ENTRIES:
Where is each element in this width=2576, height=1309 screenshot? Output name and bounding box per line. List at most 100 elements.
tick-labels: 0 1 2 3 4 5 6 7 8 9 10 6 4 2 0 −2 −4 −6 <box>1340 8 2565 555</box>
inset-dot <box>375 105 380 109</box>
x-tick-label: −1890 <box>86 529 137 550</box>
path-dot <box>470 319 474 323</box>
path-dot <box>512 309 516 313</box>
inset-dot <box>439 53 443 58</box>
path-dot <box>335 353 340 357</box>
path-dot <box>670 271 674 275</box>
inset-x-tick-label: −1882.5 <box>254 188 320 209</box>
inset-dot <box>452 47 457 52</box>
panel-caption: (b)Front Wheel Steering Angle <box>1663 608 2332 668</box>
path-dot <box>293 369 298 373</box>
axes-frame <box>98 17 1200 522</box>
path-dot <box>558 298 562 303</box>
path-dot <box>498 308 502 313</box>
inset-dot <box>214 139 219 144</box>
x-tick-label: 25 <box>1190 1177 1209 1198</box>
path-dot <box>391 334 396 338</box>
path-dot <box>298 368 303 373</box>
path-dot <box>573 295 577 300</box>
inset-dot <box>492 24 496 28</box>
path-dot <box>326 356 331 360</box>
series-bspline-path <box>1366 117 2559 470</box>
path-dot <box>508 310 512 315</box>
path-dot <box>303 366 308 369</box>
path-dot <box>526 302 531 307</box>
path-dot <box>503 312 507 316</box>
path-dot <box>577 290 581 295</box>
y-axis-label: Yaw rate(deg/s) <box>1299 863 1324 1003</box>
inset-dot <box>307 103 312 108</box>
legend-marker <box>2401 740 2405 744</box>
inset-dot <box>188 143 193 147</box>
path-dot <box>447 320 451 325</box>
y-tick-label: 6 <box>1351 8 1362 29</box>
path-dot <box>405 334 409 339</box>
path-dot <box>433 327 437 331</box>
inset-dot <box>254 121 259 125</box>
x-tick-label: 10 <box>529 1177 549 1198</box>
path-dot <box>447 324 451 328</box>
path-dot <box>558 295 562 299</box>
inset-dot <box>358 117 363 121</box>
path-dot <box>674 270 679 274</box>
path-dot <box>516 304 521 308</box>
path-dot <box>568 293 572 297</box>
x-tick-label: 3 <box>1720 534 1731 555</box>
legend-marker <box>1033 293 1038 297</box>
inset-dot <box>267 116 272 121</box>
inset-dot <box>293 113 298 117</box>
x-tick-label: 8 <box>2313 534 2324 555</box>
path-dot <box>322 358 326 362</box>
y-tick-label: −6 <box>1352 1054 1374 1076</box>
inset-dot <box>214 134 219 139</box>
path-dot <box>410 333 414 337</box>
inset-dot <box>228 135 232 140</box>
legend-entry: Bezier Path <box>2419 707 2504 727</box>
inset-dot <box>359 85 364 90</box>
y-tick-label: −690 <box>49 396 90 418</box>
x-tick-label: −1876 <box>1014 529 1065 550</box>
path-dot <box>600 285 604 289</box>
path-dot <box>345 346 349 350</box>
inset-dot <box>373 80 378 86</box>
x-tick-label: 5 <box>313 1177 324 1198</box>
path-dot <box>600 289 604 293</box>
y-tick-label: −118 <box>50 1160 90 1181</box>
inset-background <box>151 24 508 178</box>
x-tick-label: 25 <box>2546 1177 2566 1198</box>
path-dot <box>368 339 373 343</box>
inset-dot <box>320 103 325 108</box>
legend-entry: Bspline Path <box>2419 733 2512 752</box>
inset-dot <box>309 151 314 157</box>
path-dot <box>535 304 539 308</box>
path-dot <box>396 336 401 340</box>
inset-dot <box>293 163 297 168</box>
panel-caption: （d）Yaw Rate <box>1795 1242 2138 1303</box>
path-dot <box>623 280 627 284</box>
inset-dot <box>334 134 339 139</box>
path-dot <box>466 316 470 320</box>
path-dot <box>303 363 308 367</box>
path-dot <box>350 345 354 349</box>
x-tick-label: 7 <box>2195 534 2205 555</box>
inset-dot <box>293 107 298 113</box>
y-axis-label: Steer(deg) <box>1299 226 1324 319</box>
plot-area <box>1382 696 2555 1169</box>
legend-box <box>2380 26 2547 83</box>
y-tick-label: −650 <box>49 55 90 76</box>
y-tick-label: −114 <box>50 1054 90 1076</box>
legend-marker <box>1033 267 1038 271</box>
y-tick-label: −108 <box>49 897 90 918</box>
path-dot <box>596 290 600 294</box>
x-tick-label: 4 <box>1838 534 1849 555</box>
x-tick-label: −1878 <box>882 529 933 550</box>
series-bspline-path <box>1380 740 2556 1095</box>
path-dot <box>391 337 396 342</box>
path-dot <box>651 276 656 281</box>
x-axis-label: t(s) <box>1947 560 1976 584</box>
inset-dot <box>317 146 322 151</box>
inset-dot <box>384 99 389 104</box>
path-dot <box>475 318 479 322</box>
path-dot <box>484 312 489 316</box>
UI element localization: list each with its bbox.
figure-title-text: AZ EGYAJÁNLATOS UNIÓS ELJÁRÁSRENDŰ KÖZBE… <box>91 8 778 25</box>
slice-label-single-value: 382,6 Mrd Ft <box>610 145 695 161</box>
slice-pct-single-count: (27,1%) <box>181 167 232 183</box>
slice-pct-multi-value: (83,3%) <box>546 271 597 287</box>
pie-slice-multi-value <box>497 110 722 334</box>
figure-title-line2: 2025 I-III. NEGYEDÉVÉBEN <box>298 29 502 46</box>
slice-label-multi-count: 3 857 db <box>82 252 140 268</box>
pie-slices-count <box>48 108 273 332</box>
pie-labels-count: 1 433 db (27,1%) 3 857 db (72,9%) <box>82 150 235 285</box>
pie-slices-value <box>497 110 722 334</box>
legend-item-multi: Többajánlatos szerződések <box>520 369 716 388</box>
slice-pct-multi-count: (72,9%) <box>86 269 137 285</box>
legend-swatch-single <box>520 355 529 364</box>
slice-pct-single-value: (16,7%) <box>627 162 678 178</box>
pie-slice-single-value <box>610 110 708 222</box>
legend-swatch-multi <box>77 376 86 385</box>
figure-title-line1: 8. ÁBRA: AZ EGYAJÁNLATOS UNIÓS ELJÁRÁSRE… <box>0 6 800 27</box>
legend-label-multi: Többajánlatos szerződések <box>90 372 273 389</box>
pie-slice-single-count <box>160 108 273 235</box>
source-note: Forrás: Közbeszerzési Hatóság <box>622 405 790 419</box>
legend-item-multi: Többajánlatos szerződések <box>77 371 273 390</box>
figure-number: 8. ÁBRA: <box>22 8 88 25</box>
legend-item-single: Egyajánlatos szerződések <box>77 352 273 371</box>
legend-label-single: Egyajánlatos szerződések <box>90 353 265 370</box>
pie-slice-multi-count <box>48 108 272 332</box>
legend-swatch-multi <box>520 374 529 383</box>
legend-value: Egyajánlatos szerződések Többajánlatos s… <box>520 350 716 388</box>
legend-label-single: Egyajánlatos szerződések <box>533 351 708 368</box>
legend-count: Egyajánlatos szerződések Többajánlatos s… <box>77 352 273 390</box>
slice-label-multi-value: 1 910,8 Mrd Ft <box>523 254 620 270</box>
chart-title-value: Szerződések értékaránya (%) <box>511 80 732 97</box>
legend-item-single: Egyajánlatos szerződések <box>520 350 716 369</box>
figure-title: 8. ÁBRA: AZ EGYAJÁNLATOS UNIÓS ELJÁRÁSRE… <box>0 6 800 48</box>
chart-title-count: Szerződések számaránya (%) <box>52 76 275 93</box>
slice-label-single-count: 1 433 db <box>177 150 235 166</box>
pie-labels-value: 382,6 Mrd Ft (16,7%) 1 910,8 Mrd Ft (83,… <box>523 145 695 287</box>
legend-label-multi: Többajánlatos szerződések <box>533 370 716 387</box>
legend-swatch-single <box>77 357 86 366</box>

WHAT THIS TASK INVOLVES: Reproduce all of the entries above, line for line, without altering a single character.

RESULT FOR THIS EXERCISE:
Where is each element in this width=2576, height=1309 screenshot? Output name and bounding box per line. List at most 100 elements.
tick-labels: 0 1 2 3 4 5 6 7 8 9 10 6 4 2 0 −2 −4 −6 <box>1340 8 2565 555</box>
inset-dot <box>375 105 380 109</box>
x-tick-label: −1890 <box>86 529 137 550</box>
path-dot <box>470 319 474 323</box>
path-dot <box>512 309 516 313</box>
inset-dot <box>439 53 443 58</box>
path-dot <box>335 353 340 357</box>
path-dot <box>670 271 674 275</box>
inset-x-tick-label: −1882.5 <box>254 188 320 209</box>
inset-dot <box>452 47 457 52</box>
panel-caption: (b)Front Wheel Steering Angle <box>1663 608 2332 668</box>
path-dot <box>293 369 298 373</box>
axes-frame <box>98 17 1200 522</box>
path-dot <box>558 298 562 303</box>
path-dot <box>498 308 502 313</box>
inset-dot <box>214 139 219 144</box>
x-tick-label: 25 <box>1190 1177 1209 1198</box>
path-dot <box>391 334 396 338</box>
path-dot <box>298 368 303 373</box>
path-dot <box>573 295 577 300</box>
inset-dot <box>492 24 496 28</box>
path-dot <box>326 356 331 360</box>
series-bspline-path <box>1366 117 2559 470</box>
path-dot <box>508 310 512 315</box>
path-dot <box>303 366 308 369</box>
path-dot <box>526 302 531 307</box>
path-dot <box>503 312 507 316</box>
path-dot <box>577 290 581 295</box>
y-axis-label: Yaw rate(deg/s) <box>1299 863 1324 1003</box>
inset-dot <box>307 103 312 108</box>
legend-marker <box>2401 740 2405 744</box>
inset-dot <box>188 143 193 147</box>
path-dot <box>447 320 451 325</box>
y-tick-label: 6 <box>1351 8 1362 29</box>
path-dot <box>405 334 409 339</box>
path-dot <box>433 327 437 331</box>
inset-dot <box>254 121 259 125</box>
x-tick-label: 10 <box>529 1177 549 1198</box>
path-dot <box>447 324 451 328</box>
path-dot <box>558 295 562 299</box>
inset-dot <box>358 117 363 121</box>
path-dot <box>674 270 679 274</box>
path-dot <box>516 304 521 308</box>
path-dot <box>568 293 572 297</box>
x-tick-label: 3 <box>1720 534 1731 555</box>
legend-marker <box>1033 293 1038 297</box>
inset-dot <box>267 116 272 121</box>
inset-dot <box>293 113 298 117</box>
x-tick-label: 8 <box>2313 534 2324 555</box>
path-dot <box>322 358 326 362</box>
y-tick-label: −6 <box>1352 1054 1374 1076</box>
inset-dot <box>214 134 219 139</box>
path-dot <box>410 333 414 337</box>
inset-dot <box>228 135 232 140</box>
legend-entry: Bezier Path <box>2419 707 2504 727</box>
inset-dot <box>359 85 364 90</box>
y-tick-label: −690 <box>49 396 90 418</box>
x-tick-label: −1876 <box>1014 529 1065 550</box>
path-dot <box>600 285 604 289</box>
path-dot <box>345 346 349 350</box>
inset-dot <box>373 80 378 86</box>
x-tick-label: 5 <box>313 1177 324 1198</box>
path-dot <box>600 289 604 293</box>
y-tick-label: −118 <box>50 1160 90 1181</box>
inset-background <box>151 24 508 178</box>
x-tick-label: 25 <box>2546 1177 2566 1198</box>
path-dot <box>368 339 373 343</box>
inset-dot <box>320 103 325 108</box>
legend-entry: Bspline Path <box>2419 733 2512 752</box>
inset-dot <box>309 151 314 157</box>
path-dot <box>535 304 539 308</box>
path-dot <box>396 336 401 340</box>
inset-dot <box>293 163 297 168</box>
panel-caption: （d）Yaw Rate <box>1795 1242 2138 1303</box>
path-dot <box>623 280 627 284</box>
inset-dot <box>334 134 339 139</box>
path-dot <box>466 316 470 320</box>
path-dot <box>303 363 308 367</box>
path-dot <box>350 345 354 349</box>
x-tick-label: 7 <box>2195 534 2205 555</box>
inset-dot <box>293 107 298 113</box>
y-axis-label: Steer(deg) <box>1299 226 1324 319</box>
plot-area <box>1382 696 2555 1169</box>
legend-box <box>2380 26 2547 83</box>
y-tick-label: −650 <box>49 55 90 76</box>
y-tick-label: −114 <box>50 1054 90 1076</box>
legend-marker <box>1033 267 1038 271</box>
y-tick-label: −108 <box>49 897 90 918</box>
path-dot <box>596 290 600 294</box>
x-tick-label: 4 <box>1838 534 1849 555</box>
x-tick-label: −1878 <box>882 529 933 550</box>
series-bspline-path <box>1380 740 2556 1095</box>
path-dot <box>391 337 396 342</box>
path-dot <box>651 276 656 281</box>
x-axis-label: t(s) <box>1947 560 1976 584</box>
inset-dot <box>317 146 322 151</box>
inset-dot <box>384 99 389 104</box>
path-dot <box>475 318 479 322</box>
path-dot <box>484 312 489 316</box>
UI element localization: list each with its bbox.
figure-title-text: AZ EGYAJÁNLATOS UNIÓS ELJÁRÁSRENDŰ KÖZBE… <box>91 8 778 25</box>
slice-label-single-value: 382,6 Mrd Ft <box>610 145 695 161</box>
slice-pct-single-count: (27,1%) <box>181 167 232 183</box>
slice-pct-multi-value: (83,3%) <box>546 271 597 287</box>
pie-slice-multi-value <box>497 110 722 334</box>
figure-title-line2: 2025 I-III. NEGYEDÉVÉBEN <box>298 29 502 46</box>
slice-label-multi-count: 3 857 db <box>82 252 140 268</box>
pie-slices-count <box>48 108 273 332</box>
pie-labels-count: 1 433 db (27,1%) 3 857 db (72,9%) <box>82 150 235 285</box>
pie-slices-value <box>497 110 722 334</box>
legend-item-multi: Többajánlatos szerződések <box>520 369 716 388</box>
slice-pct-multi-count: (72,9%) <box>86 269 137 285</box>
legend-swatch-single <box>520 355 529 364</box>
slice-pct-single-value: (16,7%) <box>627 162 678 178</box>
pie-slice-single-value <box>610 110 708 222</box>
legend-swatch-multi <box>77 376 86 385</box>
figure-title-line1: 8. ÁBRA: AZ EGYAJÁNLATOS UNIÓS ELJÁRÁSRE… <box>0 6 800 27</box>
legend-label-multi: Többajánlatos szerződések <box>90 372 273 389</box>
pie-slice-single-count <box>160 108 273 235</box>
source-note: Forrás: Közbeszerzési Hatóság <box>622 405 790 419</box>
legend-item-multi: Többajánlatos szerződések <box>77 371 273 390</box>
figure-number: 8. ÁBRA: <box>22 8 88 25</box>
legend-item-single: Egyajánlatos szerződések <box>77 352 273 371</box>
legend-label-single: Egyajánlatos szerződések <box>90 353 265 370</box>
pie-slice-multi-count <box>48 108 272 332</box>
legend-swatch-multi <box>520 374 529 383</box>
legend-value: Egyajánlatos szerződések Többajánlatos s… <box>520 350 716 388</box>
legend-label-single: Egyajánlatos szerződések <box>533 351 708 368</box>
legend-count: Egyajánlatos szerződések Többajánlatos s… <box>77 352 273 390</box>
slice-label-multi-value: 1 910,8 Mrd Ft <box>523 254 620 270</box>
chart-title-value: Szerződések értékaránya (%) <box>511 80 732 97</box>
legend-item-single: Egyajánlatos szerződések <box>520 350 716 369</box>
figure-title: 8. ÁBRA: AZ EGYAJÁNLATOS UNIÓS ELJÁRÁSRE… <box>0 6 800 48</box>
chart-title-count: Szerződések számaránya (%) <box>52 76 275 93</box>
slice-label-single-count: 1 433 db <box>177 150 235 166</box>
pie-labels-value: 382,6 Mrd Ft (16,7%) 1 910,8 Mrd Ft (83,… <box>523 145 695 287</box>
legend-label-multi: Többajánlatos szerződések <box>533 370 716 387</box>
legend-swatch-single <box>77 357 86 366</box>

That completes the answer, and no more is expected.